**Data shown**

---+---

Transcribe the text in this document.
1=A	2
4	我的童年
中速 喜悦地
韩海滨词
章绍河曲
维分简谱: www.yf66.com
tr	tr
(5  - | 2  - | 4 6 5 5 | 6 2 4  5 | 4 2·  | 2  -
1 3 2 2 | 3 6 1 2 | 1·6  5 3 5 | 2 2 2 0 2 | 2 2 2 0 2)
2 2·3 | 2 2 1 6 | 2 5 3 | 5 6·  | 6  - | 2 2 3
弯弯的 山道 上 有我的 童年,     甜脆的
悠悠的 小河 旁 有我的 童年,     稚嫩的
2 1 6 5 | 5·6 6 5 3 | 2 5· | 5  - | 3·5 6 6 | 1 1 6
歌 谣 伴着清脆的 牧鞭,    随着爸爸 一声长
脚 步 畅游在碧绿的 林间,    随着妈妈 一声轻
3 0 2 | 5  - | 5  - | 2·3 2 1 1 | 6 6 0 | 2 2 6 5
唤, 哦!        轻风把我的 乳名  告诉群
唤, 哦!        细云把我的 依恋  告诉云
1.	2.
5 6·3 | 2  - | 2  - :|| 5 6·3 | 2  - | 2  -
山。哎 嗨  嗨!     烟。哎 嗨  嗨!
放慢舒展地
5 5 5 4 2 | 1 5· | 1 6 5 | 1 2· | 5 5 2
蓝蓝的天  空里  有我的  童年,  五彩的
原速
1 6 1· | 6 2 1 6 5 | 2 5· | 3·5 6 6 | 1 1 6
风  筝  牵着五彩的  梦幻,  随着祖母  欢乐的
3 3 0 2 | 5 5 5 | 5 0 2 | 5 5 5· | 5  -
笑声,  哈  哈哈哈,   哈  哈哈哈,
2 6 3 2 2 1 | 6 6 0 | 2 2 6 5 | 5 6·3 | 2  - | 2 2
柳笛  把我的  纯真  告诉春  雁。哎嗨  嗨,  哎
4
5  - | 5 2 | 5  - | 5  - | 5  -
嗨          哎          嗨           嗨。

---+---

Output every record above exactly as it appears.

Transcribe the text in this document.
1=A	2
4	我的童年
中速 喜悦地
韩海滨词
章绍河曲
维分简谱: www.yf66.com
tr	tr
(5  - | 2  - | 4 6 5 5 | 6 2 4  5 | 4 2·  | 2  -
1 3 2 2 | 3 6 1 2 | 1·6  5 3 5 | 2 2 2 0 2 | 2 2 2 0 2)
2 2·3 | 2 2 1 6 | 2 5 3 | 5 6·  | 6  - | 2 2 3
弯弯的 山道 上 有我的 童年,     甜脆的
悠悠的 小河 旁 有我的 童年,     稚嫩的
2 1 6 5 | 5·6 6 5 3 | 2 5· | 5  - | 3·5 6 6 | 1 1 6
歌 谣 伴着清脆的 牧鞭,    随着爸爸 一声长
脚 步 畅游在碧绿的 林间,    随着妈妈 一声轻
3 0 2 | 5  - | 5  - | 2·3 2 1 1 | 6 6 0 | 2 2 6 5
唤, 哦!        轻风把我的 乳名  告诉群
唤, 哦!        细云把我的 依恋  告诉云
1.	2.
5 6·3 | 2  - | 2  - :|| 5 6·3 | 2  - | 2  -
山。哎 嗨  嗨!     烟。哎 嗨  嗨!
放慢舒展地
5 5 5 4 2 | 1 5· | 1 6 5 | 1 2· | 5 5 2
蓝蓝的天  空里  有我的  童年,  五彩的
原速
1 6 1· | 6 2 1 6 5 | 2 5· | 3·5 6 6 | 1 1 6
风  筝  牵着五彩的  梦幻,  随着祖母  欢乐的
3 3 0 2 | 5 5 5 | 5 0 2 | 5 5 5· | 5  -
笑声,  哈  哈哈哈,   哈  哈哈哈,
2 6 3 2 2 1 | 6 6 0 | 2 2 6 5 | 5 6·3 | 2  - | 2 2
柳笛  把我的  纯真  告诉春  雁。哎嗨  嗨,  哎
4
5  - | 5 2 | 5  - | 5  - | 5  -
嗨          哎          嗨           嗨。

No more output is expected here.